TASK TO CARRY OUT: Using the records that follow, copy every line containing the word "JSON".

-- Start of RECORDS PROVIDED --

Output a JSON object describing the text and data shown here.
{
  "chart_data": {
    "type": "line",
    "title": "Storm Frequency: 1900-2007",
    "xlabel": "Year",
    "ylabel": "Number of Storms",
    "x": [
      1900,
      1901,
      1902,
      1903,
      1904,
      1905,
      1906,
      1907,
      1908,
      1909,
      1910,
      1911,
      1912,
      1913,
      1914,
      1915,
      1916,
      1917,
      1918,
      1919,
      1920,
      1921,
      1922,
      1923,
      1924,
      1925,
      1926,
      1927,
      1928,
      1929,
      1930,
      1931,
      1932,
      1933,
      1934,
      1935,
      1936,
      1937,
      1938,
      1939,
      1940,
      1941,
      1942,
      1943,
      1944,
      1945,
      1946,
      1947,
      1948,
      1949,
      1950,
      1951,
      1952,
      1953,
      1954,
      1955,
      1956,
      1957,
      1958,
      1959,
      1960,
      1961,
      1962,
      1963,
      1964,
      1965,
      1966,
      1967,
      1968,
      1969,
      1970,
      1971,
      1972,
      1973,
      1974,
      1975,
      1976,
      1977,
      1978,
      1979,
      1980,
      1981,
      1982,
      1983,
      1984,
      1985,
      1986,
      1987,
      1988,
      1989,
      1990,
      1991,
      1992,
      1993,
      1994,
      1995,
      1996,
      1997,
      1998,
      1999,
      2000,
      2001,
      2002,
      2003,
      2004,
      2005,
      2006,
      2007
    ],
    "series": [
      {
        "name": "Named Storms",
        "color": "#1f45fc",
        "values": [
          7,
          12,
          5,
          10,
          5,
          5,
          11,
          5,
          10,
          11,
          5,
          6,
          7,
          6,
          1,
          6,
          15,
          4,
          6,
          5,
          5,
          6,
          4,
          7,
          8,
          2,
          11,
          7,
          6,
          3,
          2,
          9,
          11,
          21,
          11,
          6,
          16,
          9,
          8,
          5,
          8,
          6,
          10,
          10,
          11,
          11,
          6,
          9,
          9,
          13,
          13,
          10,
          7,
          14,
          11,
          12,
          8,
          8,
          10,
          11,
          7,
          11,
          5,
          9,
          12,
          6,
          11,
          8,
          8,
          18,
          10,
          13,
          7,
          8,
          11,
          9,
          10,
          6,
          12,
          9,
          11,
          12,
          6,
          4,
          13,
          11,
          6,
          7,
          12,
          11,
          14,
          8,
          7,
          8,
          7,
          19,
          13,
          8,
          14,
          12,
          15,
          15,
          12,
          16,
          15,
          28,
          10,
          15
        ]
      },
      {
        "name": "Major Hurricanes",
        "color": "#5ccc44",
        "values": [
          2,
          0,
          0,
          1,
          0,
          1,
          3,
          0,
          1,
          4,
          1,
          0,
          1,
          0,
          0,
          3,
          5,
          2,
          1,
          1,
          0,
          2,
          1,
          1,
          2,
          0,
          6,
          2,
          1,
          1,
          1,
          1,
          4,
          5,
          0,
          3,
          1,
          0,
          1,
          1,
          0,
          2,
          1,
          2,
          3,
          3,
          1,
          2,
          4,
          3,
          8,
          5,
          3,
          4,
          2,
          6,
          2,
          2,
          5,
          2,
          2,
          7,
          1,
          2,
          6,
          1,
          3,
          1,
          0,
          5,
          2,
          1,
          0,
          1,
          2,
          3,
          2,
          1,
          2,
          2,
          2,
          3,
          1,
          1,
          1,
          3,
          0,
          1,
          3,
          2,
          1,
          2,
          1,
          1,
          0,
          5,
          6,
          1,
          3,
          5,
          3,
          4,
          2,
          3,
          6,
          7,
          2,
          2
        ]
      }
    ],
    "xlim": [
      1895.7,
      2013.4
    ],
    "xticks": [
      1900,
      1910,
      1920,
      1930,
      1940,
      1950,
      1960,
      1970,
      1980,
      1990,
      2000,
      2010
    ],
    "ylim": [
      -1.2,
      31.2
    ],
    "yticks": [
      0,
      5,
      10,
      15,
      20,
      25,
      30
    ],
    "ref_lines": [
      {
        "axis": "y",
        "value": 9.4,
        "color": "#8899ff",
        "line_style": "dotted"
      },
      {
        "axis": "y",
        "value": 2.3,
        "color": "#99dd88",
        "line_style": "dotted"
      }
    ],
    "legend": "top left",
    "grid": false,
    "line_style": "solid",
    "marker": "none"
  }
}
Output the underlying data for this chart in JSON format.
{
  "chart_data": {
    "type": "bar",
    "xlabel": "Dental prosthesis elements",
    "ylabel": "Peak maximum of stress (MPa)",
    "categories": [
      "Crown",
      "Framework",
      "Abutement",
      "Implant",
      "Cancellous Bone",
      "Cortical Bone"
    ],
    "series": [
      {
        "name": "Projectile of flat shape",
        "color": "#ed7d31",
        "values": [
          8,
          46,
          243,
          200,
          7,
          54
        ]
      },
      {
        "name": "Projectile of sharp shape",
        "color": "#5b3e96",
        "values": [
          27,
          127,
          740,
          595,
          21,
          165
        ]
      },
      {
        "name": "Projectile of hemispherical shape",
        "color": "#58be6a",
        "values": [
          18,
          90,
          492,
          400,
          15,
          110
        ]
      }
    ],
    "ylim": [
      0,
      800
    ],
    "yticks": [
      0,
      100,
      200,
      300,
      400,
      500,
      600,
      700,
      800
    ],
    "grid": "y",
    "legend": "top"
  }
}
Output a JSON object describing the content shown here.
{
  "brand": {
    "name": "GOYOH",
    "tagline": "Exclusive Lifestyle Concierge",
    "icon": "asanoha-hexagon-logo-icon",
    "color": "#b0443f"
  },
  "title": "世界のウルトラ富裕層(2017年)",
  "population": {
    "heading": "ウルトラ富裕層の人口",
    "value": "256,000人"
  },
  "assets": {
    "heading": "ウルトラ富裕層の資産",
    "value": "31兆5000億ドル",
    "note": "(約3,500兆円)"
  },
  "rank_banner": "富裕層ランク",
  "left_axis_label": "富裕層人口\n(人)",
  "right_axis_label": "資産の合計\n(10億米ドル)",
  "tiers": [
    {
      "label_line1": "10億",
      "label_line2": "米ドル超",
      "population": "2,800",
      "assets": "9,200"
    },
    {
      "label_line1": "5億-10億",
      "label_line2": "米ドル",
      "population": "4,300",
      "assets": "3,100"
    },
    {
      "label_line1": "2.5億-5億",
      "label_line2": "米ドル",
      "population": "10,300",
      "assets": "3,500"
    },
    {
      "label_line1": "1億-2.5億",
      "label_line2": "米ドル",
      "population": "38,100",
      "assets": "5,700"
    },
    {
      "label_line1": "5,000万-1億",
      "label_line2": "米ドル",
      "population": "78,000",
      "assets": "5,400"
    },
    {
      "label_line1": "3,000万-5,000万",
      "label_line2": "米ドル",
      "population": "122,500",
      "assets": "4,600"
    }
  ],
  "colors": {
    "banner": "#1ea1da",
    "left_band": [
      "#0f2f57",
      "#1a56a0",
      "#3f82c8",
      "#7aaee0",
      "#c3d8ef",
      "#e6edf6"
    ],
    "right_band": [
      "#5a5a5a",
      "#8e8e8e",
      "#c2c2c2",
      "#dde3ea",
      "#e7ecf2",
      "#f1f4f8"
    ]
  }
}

-- End of RECORDS PROVIDED --

IN RESPONSE:
Output a JSON object describing the text and data shown here.
Output the underlying data for this chart in JSON format.
Output a JSON object describing the content shown here.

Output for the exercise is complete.